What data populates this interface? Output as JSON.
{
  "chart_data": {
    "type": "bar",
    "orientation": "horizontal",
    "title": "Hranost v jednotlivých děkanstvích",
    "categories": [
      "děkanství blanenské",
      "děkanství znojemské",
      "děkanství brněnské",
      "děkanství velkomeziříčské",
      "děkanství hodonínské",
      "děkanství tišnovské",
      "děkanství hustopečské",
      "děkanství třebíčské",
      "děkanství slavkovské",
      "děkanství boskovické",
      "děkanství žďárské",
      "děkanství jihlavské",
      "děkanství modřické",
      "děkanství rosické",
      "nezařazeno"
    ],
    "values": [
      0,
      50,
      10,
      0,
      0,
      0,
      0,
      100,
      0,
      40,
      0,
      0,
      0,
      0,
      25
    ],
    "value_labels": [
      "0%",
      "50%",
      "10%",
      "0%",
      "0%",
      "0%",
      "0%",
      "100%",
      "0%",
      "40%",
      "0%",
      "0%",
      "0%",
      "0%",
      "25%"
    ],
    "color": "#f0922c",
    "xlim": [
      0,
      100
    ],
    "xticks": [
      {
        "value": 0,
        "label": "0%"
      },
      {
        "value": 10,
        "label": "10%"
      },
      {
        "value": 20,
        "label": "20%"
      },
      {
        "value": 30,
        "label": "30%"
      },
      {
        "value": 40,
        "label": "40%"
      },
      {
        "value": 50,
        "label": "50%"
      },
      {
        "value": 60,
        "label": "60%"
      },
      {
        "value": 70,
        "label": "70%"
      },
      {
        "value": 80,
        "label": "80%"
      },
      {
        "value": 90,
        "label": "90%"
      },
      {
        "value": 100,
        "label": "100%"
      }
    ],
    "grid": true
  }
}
———
Objective: Please restate the data word for word, every record included.

Final result:
What data populates this interface? Output as JSON.
{
  "chart_data": {
    "type": "bar",
    "orientation": "horizontal",
    "title": "Hranost v jednotlivých děkanstvích",
    "categories": [
      "děkanství blanenské",
      "děkanství znojemské",
      "děkanství brněnské",
      "děkanství velkomeziříčské",
      "děkanství hodonínské",
      "děkanství tišnovské",
      "děkanství hustopečské",
      "děkanství třebíčské",
      "děkanství slavkovské",
      "děkanství boskovické",
      "děkanství žďárské",
      "děkanství jihlavské",
      "děkanství modřické",
      "děkanství rosické",
      "nezařazeno"
    ],
    "values": [
      0,
      50,
      10,
      0,
      0,
      0,
      0,
      100,
      0,
      40,
      0,
      0,
      0,
      0,
      25
    ],
    "value_labels": [
      "0%",
      "50%",
      "10%",
      "0%",
      "0%",
      "0%",
      "0%",
      "100%",
      "0%",
      "40%",
      "0%",
      "0%",
      "0%",
      "0%",
      "25%"
    ],
    "color": "#f0922c",
    "xlim": [
      0,
      100
    ],
    "xticks": [
      {
        "value": 0,
        "label": "0%"
      },
      {
        "value": 10,
        "label": "10%"
      },
      {
        "value": 20,
        "label": "20%"
      },
      {
        "value": 30,
        "label": "30%"
      },
      {
        "value": 40,
        "label": "40%"
      },
      {
        "value": 50,
        "label": "50%"
      },
      {
        "value": 60,
        "label": "60%"
      },
      {
        "value": 70,
        "label": "70%"
      },
      {
        "value": 80,
        "label": "80%"
      },
      {
        "value": 90,
        "label": "90%"
      },
      {
        "value": 100,
        "label": "100%"
      }
    ],
    "grid": true
  }
}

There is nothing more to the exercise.